• **PROBLEM TO WORK ON**
Here are some records; quote them exactly, leaving out the pictures.

• **INFORMATION SUPPLIED**

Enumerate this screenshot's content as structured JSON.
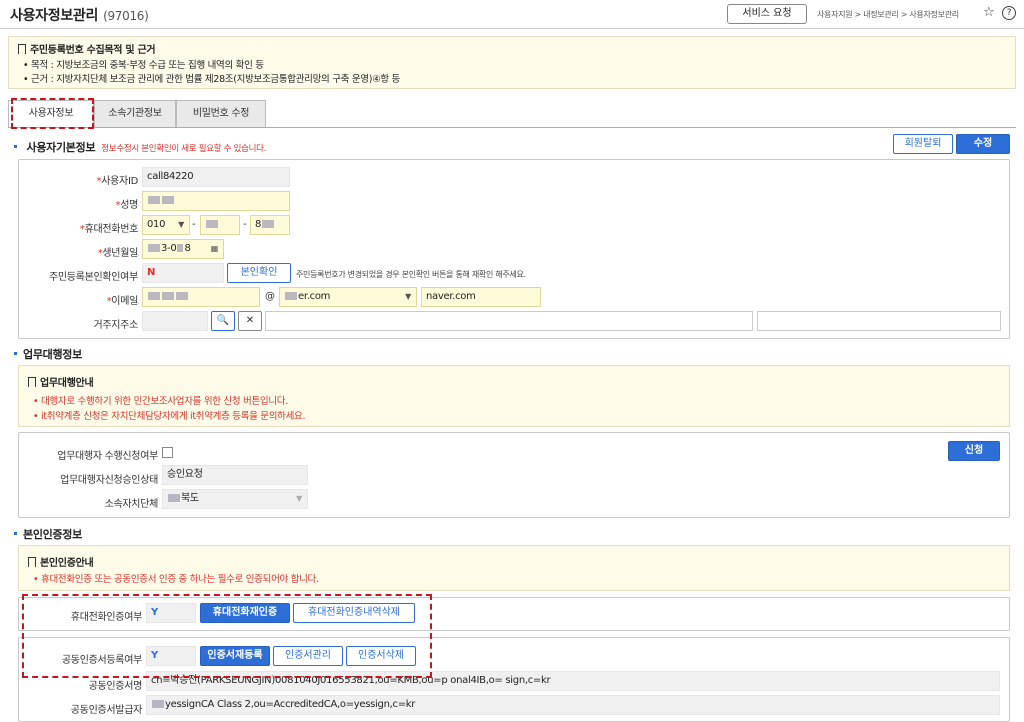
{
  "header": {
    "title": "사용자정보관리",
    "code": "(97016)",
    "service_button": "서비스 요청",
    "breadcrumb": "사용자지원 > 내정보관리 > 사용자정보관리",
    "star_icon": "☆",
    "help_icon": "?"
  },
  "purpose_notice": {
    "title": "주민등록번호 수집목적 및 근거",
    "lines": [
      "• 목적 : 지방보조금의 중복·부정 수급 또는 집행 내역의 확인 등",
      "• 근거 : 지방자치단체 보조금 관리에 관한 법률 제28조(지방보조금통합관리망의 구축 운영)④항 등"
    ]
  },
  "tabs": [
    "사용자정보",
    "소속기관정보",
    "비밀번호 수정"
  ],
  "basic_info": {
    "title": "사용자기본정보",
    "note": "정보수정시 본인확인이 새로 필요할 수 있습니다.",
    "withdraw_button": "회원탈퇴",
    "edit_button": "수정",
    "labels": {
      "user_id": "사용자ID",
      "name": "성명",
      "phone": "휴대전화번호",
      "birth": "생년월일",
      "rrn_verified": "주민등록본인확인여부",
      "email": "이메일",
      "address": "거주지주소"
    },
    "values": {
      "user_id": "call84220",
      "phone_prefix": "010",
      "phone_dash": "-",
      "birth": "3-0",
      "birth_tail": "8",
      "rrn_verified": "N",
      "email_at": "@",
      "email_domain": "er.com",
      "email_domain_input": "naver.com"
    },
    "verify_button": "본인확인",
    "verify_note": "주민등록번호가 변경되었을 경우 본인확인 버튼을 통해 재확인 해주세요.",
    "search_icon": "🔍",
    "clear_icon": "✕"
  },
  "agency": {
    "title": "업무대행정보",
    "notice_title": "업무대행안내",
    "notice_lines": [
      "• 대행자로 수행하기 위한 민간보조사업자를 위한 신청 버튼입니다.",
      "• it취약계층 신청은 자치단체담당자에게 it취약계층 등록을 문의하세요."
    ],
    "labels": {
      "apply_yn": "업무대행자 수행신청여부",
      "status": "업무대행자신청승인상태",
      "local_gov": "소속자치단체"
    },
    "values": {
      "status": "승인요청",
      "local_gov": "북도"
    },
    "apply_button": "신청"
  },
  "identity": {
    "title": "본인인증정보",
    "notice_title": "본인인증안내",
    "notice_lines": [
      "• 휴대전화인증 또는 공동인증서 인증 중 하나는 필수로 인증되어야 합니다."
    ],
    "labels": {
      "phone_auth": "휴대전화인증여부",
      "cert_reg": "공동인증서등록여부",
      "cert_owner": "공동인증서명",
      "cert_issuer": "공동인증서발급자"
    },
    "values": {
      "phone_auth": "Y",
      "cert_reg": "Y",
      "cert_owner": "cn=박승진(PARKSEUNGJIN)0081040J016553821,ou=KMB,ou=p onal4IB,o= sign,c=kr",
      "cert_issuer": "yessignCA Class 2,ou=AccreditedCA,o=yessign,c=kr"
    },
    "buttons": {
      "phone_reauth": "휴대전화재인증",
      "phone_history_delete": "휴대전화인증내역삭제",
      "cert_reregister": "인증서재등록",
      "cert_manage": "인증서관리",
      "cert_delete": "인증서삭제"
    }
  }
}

• **EXPECTED ANSWER**
Enumerate this screenshot's content as structured JSON.
{
  "header": {
    "title": "사용자정보관리",
    "code": "(97016)",
    "service_button": "서비스 요청",
    "breadcrumb": "사용자지원 > 내정보관리 > 사용자정보관리",
    "star_icon": "☆",
    "help_icon": "?"
  },
  "purpose_notice": {
    "title": "주민등록번호 수집목적 및 근거",
    "lines": [
      "• 목적 : 지방보조금의 중복·부정 수급 또는 집행 내역의 확인 등",
      "• 근거 : 지방자치단체 보조금 관리에 관한 법률 제28조(지방보조금통합관리망의 구축 운영)④항 등"
    ]
  },
  "tabs": [
    "사용자정보",
    "소속기관정보",
    "비밀번호 수정"
  ],
  "basic_info": {
    "title": "사용자기본정보",
    "note": "정보수정시 본인확인이 새로 필요할 수 있습니다.",
    "withdraw_button": "회원탈퇴",
    "edit_button": "수정",
    "labels": {
      "user_id": "사용자ID",
      "name": "성명",
      "phone": "휴대전화번호",
      "birth": "생년월일",
      "rrn_verified": "주민등록본인확인여부",
      "email": "이메일",
      "address": "거주지주소"
    },
    "values": {
      "user_id": "call84220",
      "phone_prefix": "010",
      "phone_dash": "-",
      "birth": "3-0",
      "birth_tail": "8",
      "rrn_verified": "N",
      "email_at": "@",
      "email_domain": "er.com",
      "email_domain_input": "naver.com"
    },
    "verify_button": "본인확인",
    "verify_note": "주민등록번호가 변경되었을 경우 본인확인 버튼을 통해 재확인 해주세요.",
    "search_icon": "🔍",
    "clear_icon": "✕"
  },
  "agency": {
    "title": "업무대행정보",
    "notice_title": "업무대행안내",
    "notice_lines": [
      "• 대행자로 수행하기 위한 민간보조사업자를 위한 신청 버튼입니다.",
      "• it취약계층 신청은 자치단체담당자에게 it취약계층 등록을 문의하세요."
    ],
    "labels": {
      "apply_yn": "업무대행자 수행신청여부",
      "status": "업무대행자신청승인상태",
      "local_gov": "소속자치단체"
    },
    "values": {
      "status": "승인요청",
      "local_gov": "북도"
    },
    "apply_button": "신청"
  },
  "identity": {
    "title": "본인인증정보",
    "notice_title": "본인인증안내",
    "notice_lines": [
      "• 휴대전화인증 또는 공동인증서 인증 중 하나는 필수로 인증되어야 합니다."
    ],
    "labels": {
      "phone_auth": "휴대전화인증여부",
      "cert_reg": "공동인증서등록여부",
      "cert_owner": "공동인증서명",
      "cert_issuer": "공동인증서발급자"
    },
    "values": {
      "phone_auth": "Y",
      "cert_reg": "Y",
      "cert_owner": "cn=박승진(PARKSEUNGJIN)0081040J016553821,ou=KMB,ou=p onal4IB,o= sign,c=kr",
      "cert_issuer": "yessignCA Class 2,ou=AccreditedCA,o=yessign,c=kr"
    },
    "buttons": {
      "phone_reauth": "휴대전화재인증",
      "phone_history_delete": "휴대전화인증내역삭제",
      "cert_reregister": "인증서재등록",
      "cert_manage": "인증서관리",
      "cert_delete": "인증서삭제"
    }
  }
}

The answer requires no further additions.